Required task
Every record below is to be retyped exactly.

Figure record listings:
________________________

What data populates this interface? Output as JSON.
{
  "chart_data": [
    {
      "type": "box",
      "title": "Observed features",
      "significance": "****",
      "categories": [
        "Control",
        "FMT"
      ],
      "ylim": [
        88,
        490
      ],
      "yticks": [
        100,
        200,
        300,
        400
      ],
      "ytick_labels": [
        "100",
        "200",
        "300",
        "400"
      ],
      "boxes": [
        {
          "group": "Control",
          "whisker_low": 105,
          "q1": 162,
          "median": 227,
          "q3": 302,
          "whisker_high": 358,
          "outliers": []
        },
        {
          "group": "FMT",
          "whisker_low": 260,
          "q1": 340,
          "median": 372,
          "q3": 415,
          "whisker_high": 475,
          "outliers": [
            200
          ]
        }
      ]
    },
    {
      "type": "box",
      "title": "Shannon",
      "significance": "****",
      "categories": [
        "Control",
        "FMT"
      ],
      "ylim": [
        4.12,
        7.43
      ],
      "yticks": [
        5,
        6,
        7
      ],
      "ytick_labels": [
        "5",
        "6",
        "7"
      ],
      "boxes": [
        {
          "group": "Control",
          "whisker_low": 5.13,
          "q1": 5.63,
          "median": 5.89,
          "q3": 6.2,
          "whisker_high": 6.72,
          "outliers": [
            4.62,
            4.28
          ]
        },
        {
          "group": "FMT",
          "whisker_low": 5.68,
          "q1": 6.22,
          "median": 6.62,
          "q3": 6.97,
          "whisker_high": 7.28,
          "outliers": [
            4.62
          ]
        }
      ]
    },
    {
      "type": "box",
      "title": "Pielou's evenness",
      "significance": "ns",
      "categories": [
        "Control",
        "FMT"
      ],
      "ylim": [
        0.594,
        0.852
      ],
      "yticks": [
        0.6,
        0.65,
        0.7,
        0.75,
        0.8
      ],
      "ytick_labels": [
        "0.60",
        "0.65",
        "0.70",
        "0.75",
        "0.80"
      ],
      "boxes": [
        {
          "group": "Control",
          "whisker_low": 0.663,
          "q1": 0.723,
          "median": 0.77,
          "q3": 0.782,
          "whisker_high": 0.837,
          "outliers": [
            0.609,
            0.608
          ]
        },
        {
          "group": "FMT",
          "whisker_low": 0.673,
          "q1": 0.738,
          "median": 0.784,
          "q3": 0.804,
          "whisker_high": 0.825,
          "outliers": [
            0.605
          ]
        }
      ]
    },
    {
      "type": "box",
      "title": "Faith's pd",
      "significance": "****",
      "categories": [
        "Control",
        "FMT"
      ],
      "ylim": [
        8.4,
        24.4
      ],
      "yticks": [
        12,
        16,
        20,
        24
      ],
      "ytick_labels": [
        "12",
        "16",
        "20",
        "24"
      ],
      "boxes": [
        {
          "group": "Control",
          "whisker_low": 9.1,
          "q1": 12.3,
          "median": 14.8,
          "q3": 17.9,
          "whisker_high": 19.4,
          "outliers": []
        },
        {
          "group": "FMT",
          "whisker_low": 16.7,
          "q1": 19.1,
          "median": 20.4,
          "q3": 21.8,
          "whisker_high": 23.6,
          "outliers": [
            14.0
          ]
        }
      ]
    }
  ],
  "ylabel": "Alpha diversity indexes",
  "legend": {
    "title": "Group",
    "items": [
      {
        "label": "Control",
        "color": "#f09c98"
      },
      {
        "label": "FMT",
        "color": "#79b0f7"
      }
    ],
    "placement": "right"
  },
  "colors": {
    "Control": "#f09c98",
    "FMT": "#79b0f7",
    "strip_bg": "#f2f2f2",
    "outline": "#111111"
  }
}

________________________

Full solution
What data populates this interface? Output as JSON.
{
  "chart_data": [
    {
      "type": "box",
      "title": "Observed features",
      "significance": "****",
      "categories": [
        "Control",
        "FMT"
      ],
      "ylim": [
        88,
        490
      ],
      "yticks": [
        100,
        200,
        300,
        400
      ],
      "ytick_labels": [
        "100",
        "200",
        "300",
        "400"
      ],
      "boxes": [
        {
          "group": "Control",
          "whisker_low": 105,
          "q1": 162,
          "median": 227,
          "q3": 302,
          "whisker_high": 358,
          "outliers": []
        },
        {
          "group": "FMT",
          "whisker_low": 260,
          "q1": 340,
          "median": 372,
          "q3": 415,
          "whisker_high": 475,
          "outliers": [
            200
          ]
        }
      ]
    },
    {
      "type": "box",
      "title": "Shannon",
      "significance": "****",
      "categories": [
        "Control",
        "FMT"
      ],
      "ylim": [
        4.12,
        7.43
      ],
      "yticks": [
        5,
        6,
        7
      ],
      "ytick_labels": [
        "5",
        "6",
        "7"
      ],
      "boxes": [
        {
          "group": "Control",
          "whisker_low": 5.13,
          "q1": 5.63,
          "median": 5.89,
          "q3": 6.2,
          "whisker_high": 6.72,
          "outliers": [
            4.62,
            4.28
          ]
        },
        {
          "group": "FMT",
          "whisker_low": 5.68,
          "q1": 6.22,
          "median": 6.62,
          "q3": 6.97,
          "whisker_high": 7.28,
          "outliers": [
            4.62
          ]
        }
      ]
    },
    {
      "type": "box",
      "title": "Pielou's evenness",
      "significance": "ns",
      "categories": [
        "Control",
        "FMT"
      ],
      "ylim": [
        0.594,
        0.852
      ],
      "yticks": [
        0.6,
        0.65,
        0.7,
        0.75,
        0.8
      ],
      "ytick_labels": [
        "0.60",
        "0.65",
        "0.70",
        "0.75",
        "0.80"
      ],
      "boxes": [
        {
          "group": "Control",
          "whisker_low": 0.663,
          "q1": 0.723,
          "median": 0.77,
          "q3": 0.782,
          "whisker_high": 0.837,
          "outliers": [
            0.609,
            0.608
          ]
        },
        {
          "group": "FMT",
          "whisker_low": 0.673,
          "q1": 0.738,
          "median": 0.784,
          "q3": 0.804,
          "whisker_high": 0.825,
          "outliers": [
            0.605
          ]
        }
      ]
    },
    {
      "type": "box",
      "title": "Faith's pd",
      "significance": "****",
      "categories": [
        "Control",
        "FMT"
      ],
      "ylim": [
        8.4,
        24.4
      ],
      "yticks": [
        12,
        16,
        20,
        24
      ],
      "ytick_labels": [
        "12",
        "16",
        "20",
        "24"
      ],
      "boxes": [
        {
          "group": "Control",
          "whisker_low": 9.1,
          "q1": 12.3,
          "median": 14.8,
          "q3": 17.9,
          "whisker_high": 19.4,
          "outliers": []
        },
        {
          "group": "FMT",
          "whisker_low": 16.7,
          "q1": 19.1,
          "median": 20.4,
          "q3": 21.8,
          "whisker_high": 23.6,
          "outliers": [
            14.0
          ]
        }
      ]
    }
  ],
  "ylabel": "Alpha diversity indexes",
  "legend": {
    "title": "Group",
    "items": [
      {
        "label": "Control",
        "color": "#f09c98"
      },
      {
        "label": "FMT",
        "color": "#79b0f7"
      }
    ],
    "placement": "right"
  },
  "colors": {
    "Control": "#f09c98",
    "FMT": "#79b0f7",
    "strip_bg": "#f2f2f2",
    "outline": "#111111"
  }
}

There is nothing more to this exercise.